— Begin Given entries —

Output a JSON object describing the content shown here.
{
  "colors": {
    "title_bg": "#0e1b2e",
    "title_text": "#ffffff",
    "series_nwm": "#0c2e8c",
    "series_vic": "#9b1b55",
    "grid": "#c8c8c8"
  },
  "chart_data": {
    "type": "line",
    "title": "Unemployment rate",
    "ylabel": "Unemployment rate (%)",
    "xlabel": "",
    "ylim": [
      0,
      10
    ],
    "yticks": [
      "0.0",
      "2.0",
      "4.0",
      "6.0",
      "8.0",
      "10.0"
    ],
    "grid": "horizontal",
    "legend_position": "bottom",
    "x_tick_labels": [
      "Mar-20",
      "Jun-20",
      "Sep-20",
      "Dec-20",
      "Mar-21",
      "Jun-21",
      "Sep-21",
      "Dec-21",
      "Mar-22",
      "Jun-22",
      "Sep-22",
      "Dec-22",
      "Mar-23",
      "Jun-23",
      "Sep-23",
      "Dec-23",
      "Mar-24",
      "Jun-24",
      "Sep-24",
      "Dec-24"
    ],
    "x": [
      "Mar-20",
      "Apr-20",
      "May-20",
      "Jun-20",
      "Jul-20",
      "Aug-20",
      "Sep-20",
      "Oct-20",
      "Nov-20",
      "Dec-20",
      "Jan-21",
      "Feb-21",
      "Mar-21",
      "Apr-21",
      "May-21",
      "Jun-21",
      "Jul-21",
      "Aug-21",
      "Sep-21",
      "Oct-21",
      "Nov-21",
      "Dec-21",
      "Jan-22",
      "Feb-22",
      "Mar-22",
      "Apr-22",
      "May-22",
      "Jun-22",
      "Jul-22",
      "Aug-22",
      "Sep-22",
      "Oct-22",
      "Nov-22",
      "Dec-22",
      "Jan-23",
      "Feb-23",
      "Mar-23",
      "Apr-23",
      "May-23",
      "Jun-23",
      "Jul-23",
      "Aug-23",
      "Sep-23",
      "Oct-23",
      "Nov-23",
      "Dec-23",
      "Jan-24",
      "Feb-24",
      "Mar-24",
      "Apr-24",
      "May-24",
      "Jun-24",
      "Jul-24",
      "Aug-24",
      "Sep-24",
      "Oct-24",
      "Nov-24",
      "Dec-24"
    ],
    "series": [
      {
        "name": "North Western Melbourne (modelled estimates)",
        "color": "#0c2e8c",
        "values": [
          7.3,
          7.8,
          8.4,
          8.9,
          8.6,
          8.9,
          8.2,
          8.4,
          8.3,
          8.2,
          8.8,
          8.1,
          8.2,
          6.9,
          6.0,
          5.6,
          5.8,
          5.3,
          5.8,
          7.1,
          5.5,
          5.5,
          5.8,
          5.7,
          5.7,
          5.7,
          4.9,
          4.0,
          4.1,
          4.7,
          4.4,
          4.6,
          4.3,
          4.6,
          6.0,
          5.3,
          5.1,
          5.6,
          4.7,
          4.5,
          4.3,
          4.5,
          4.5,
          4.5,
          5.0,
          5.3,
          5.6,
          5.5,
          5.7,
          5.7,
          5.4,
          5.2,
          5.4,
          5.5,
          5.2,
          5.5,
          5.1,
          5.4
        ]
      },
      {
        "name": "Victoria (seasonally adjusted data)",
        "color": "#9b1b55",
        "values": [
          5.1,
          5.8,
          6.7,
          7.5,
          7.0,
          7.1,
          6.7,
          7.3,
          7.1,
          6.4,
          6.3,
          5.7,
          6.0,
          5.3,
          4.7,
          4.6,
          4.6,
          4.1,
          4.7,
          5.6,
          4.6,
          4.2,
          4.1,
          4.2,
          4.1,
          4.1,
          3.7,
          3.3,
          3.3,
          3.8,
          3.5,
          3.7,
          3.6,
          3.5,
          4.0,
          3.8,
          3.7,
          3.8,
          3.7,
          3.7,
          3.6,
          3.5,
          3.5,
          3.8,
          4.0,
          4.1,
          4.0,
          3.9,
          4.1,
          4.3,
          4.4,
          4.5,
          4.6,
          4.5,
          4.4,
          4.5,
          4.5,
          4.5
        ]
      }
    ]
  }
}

— End Given entries —

• Task: Give the number of lines in the records above that contain the word "Unemployment". Reply with that number alone.

• Answer: 2